* [What you will do]: State only how many lines below include the string "icon".

▽

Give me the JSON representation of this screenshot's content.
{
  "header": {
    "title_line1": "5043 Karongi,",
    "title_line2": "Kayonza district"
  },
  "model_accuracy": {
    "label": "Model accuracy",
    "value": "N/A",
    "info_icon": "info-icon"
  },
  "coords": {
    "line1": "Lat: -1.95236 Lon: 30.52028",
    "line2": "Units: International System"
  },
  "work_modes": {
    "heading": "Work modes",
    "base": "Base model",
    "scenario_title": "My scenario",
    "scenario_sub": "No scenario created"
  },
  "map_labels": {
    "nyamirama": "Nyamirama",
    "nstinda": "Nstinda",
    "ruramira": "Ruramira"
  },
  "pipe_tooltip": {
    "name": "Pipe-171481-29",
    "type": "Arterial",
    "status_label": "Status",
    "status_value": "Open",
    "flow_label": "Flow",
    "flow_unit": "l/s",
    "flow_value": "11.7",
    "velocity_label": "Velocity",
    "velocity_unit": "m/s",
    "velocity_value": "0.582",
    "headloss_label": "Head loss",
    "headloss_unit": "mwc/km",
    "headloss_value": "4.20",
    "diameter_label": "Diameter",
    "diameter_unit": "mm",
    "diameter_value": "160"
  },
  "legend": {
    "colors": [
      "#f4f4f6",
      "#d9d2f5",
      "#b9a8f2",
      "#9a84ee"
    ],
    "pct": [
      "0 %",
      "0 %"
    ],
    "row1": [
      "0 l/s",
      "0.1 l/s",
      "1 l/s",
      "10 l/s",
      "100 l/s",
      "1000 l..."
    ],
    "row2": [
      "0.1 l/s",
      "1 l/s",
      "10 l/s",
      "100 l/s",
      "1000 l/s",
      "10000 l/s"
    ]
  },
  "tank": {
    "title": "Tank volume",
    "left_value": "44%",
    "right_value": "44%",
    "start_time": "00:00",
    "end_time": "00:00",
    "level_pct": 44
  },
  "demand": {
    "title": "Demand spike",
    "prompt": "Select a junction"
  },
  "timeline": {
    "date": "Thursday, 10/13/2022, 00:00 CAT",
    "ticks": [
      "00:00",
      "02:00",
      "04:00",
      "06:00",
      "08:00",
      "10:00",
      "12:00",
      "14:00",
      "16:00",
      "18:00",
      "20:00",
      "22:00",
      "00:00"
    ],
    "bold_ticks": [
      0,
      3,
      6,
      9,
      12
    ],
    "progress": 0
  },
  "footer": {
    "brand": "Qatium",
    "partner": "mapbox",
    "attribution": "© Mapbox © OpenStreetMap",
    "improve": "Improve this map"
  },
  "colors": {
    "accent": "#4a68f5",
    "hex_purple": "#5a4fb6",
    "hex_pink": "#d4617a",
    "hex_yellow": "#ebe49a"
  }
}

△
▽

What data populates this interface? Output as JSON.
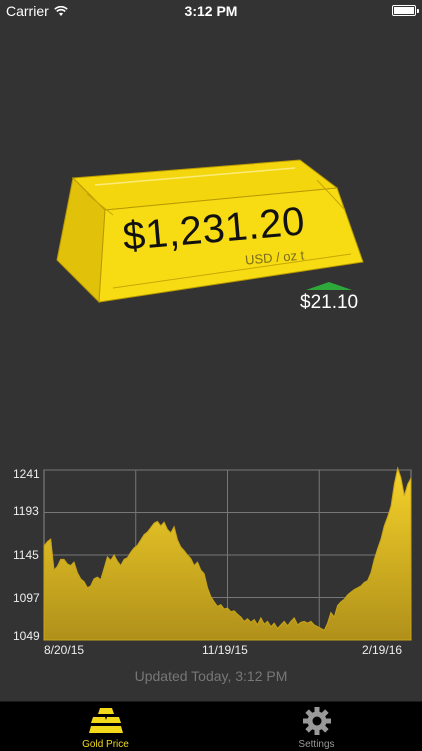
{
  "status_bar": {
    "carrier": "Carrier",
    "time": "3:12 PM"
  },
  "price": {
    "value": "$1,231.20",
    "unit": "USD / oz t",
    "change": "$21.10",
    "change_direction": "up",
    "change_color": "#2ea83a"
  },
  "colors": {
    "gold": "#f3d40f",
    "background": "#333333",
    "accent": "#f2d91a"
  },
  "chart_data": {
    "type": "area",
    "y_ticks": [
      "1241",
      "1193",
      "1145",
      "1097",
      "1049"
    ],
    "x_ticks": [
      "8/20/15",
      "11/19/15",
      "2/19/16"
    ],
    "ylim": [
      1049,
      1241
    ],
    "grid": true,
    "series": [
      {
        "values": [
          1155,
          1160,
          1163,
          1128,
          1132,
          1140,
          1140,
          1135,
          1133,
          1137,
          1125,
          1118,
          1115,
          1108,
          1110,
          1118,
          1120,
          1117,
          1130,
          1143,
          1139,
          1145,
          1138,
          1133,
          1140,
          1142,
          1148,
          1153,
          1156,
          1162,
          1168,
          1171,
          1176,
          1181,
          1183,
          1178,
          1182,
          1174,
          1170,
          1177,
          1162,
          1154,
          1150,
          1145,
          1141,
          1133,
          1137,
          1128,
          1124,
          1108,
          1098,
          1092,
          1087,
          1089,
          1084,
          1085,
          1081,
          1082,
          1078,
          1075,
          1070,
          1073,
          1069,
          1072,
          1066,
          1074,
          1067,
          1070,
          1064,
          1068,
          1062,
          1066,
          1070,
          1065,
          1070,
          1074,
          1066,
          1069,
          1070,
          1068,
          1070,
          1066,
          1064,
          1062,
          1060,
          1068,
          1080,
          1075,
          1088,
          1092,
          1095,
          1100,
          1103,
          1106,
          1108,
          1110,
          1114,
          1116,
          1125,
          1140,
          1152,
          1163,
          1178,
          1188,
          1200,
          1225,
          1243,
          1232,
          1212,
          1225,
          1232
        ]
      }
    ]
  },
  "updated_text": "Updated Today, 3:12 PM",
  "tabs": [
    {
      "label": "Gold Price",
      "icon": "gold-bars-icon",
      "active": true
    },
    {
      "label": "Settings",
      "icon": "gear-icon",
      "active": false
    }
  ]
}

△

* [Response to this task]: 3